● To-do list
a. Answer these from the card-game post:
(i) Where was the writer returning from when the NPR show came on?
(ii) What name will the card game go by?
(iii) How many marksmanship points does each of the three harpooners from "Moby Dick" give?
b. Write a continuation of the card-game post, starting after its final sentence.

● Document passage
NPR Announces Card Game Featuring Heroes of Classical Literature!


Would you play a card game starring the heroes of classical literature?

On the way home from a baseball game in Denver last Saturday, I turned on NPR and one of my favorite shows happened to be on. “Wait, wait, don’t tell me,” is a arts/life/comedy program hosted by Peter Sagal that deals with current events, the arts, pop culture, etc.  One of the games they play is called, “Bluff the Listener.”

A category is given and then a listener is told three bizarre stories, one of which is true. During this particular game, the first story really caught my ear. Below is an abbreviated version of that section of transcript (click HERE for the entire transcript and to read the other two stories):

SAGAL: The wisdom of the ages are found in the classic books of Western Civilization. The problem is, though, most of those important books are super boring. This week, we heard about an exciting adaptation of classic literature to a 21st Century form. Our panelists are going to tell you three stories.
TOFEL: I'm ready.
SAGAL: First, let's hear from Charlie Pierce.
CHARLIE PIERCE: The people behind "Magic: The Gathering" have spent a few years trying to find new frontiers of nerdery to which they can bring the youth of America, and they've come up with an idea for all dweebs, an adventure card game, starring the heroes of classic literature.
Each character, in what is going to be called The Dark Library, will be possessed of all the qualities developed for them by their original creators, plus a character-specific superpower bestowed by the makers of the game.
For example: Queequeg, Tashtego and Daggoo, the three harpooners from "Moby Dick" will each get you 125 marksmanship points. While Montresor, the dark villain of Edgar Allen Poe's, "The Cask of Amontillado," will carry with him 50 brooding points, capable of being overcome only by a greater number of optimism prime points, such as the combined one thousand OP points possessed by the Bennet sisters from "Pride and Prejudice."

● Available data
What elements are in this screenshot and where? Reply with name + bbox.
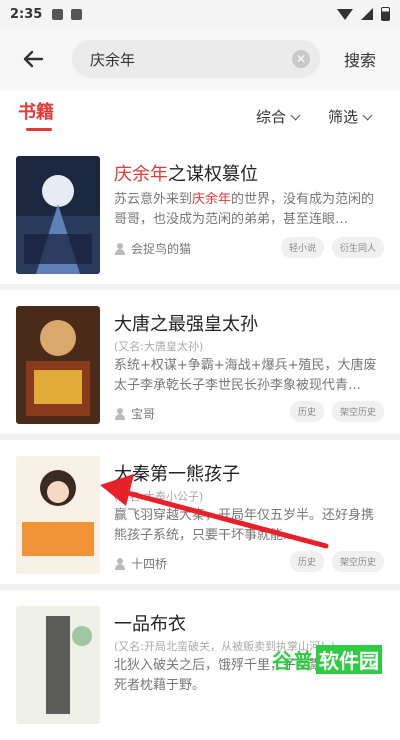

● Answers to the exercises
a.
(i) A baseball game in Denver.
(ii) The Dark Library.
(iii) 125 marksmanship points.

b.
(SOUNDBITE OF LAUGHTER)
PIERCE: There will also be a special gold edged Mr. Darcy card, of which only five hundred will be made, that trumps every Jane Austen character, except Emma Woodhouse, whose archery skills will lay him low.
(SOUNDBITE OF LAUGHTER)



PIERCE: "This is a field we've been itching to get into," said Martha Willows Gausman, the company's director of marketing. "The number of possibilities are absolutely limitless. And now that zombies have made Jane Austen cool again, the youth market is wide open."
Unfortunately, this story ended up being NOT TRUE. I was a little bummed about that. If it was on the market, would you dig into your pocketbook to have The Dark Library in your home?
I would~ can someone please start production on this??? I love the idea of being an explorer on the "new frontiers of nerdery."

Have a wonderful weekend!

33 comments:

  1. Too funny. I'm in. And I think it's a creative way teens can learn about great characters. Though, I'd think it would have to be forced upon them by said nerdy parents and school officials...and maybe detention centers. LOL.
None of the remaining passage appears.